>> begin Records for processing
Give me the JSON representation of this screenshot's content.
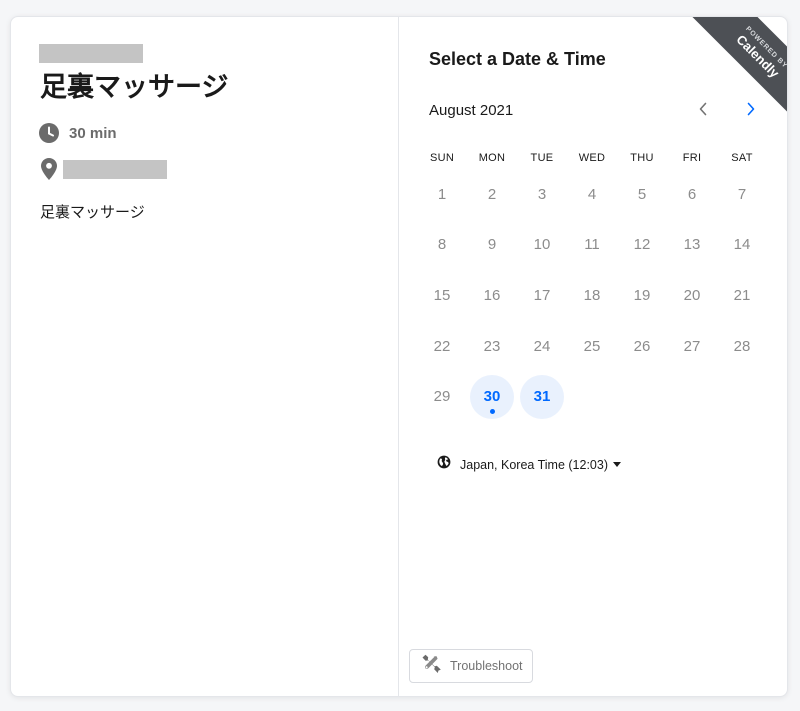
{
  "event": {
    "title": "足裏マッサージ",
    "duration": "30 min",
    "description": "足裏マッサージ"
  },
  "scheduler": {
    "title": "Select a Date & Time",
    "month_label": "August 2021",
    "weekdays": [
      "SUN",
      "MON",
      "TUE",
      "WED",
      "THU",
      "FRI",
      "SAT"
    ],
    "weeks": [
      [
        "1",
        "2",
        "3",
        "4",
        "5",
        "6",
        "7"
      ],
      [
        "8",
        "9",
        "10",
        "11",
        "12",
        "13",
        "14"
      ],
      [
        "15",
        "16",
        "17",
        "18",
        "19",
        "20",
        "21"
      ],
      [
        "22",
        "23",
        "24",
        "25",
        "26",
        "27",
        "28"
      ],
      [
        "29",
        "30",
        "31",
        "",
        "",
        "",
        ""
      ]
    ],
    "available_days": [
      "30",
      "31"
    ],
    "today": "30",
    "timezone_label": "Japan, Korea Time (12:03)"
  },
  "badge": {
    "top_text": "POWERED BY",
    "brand": "Calendly"
  },
  "troubleshoot": {
    "label": "Troubleshoot"
  },
  "icons": {
    "duration": "clock-icon",
    "location": "map-pin-icon",
    "previous_month": "chevron-left-icon",
    "next_month": "chevron-right-icon",
    "timezone": "globe-icon",
    "timezone_dropdown": "caret-down-icon",
    "troubleshoot": "wrench-icon"
  },
  "colors": {
    "accent": "#0069ff",
    "available_day_bg": "#e9f1fd",
    "badge_bg": "#4d5055",
    "muted_text": "#8c8c8c"
  }
}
>> end Records for processing
— Task directions —
Return the records exactly. Don't carry the pictures over.

— Written answer —
Give me the JSON representation of this screenshot's content.
{
  "event": {
    "title": "足裏マッサージ",
    "duration": "30 min",
    "description": "足裏マッサージ"
  },
  "scheduler": {
    "title": "Select a Date & Time",
    "month_label": "August 2021",
    "weekdays": [
      "SUN",
      "MON",
      "TUE",
      "WED",
      "THU",
      "FRI",
      "SAT"
    ],
    "weeks": [
      [
        "1",
        "2",
        "3",
        "4",
        "5",
        "6",
        "7"
      ],
      [
        "8",
        "9",
        "10",
        "11",
        "12",
        "13",
        "14"
      ],
      [
        "15",
        "16",
        "17",
        "18",
        "19",
        "20",
        "21"
      ],
      [
        "22",
        "23",
        "24",
        "25",
        "26",
        "27",
        "28"
      ],
      [
        "29",
        "30",
        "31",
        "",
        "",
        "",
        ""
      ]
    ],
    "available_days": [
      "30",
      "31"
    ],
    "today": "30",
    "timezone_label": "Japan, Korea Time (12:03)"
  },
  "badge": {
    "top_text": "POWERED BY",
    "brand": "Calendly"
  },
  "troubleshoot": {
    "label": "Troubleshoot"
  },
  "icons": {
    "duration": "clock-icon",
    "location": "map-pin-icon",
    "previous_month": "chevron-left-icon",
    "next_month": "chevron-right-icon",
    "timezone": "globe-icon",
    "timezone_dropdown": "caret-down-icon",
    "troubleshoot": "wrench-icon"
  },
  "colors": {
    "accent": "#0069ff",
    "available_day_bg": "#e9f1fd",
    "badge_bg": "#4d5055",
    "muted_text": "#8c8c8c"
  }
}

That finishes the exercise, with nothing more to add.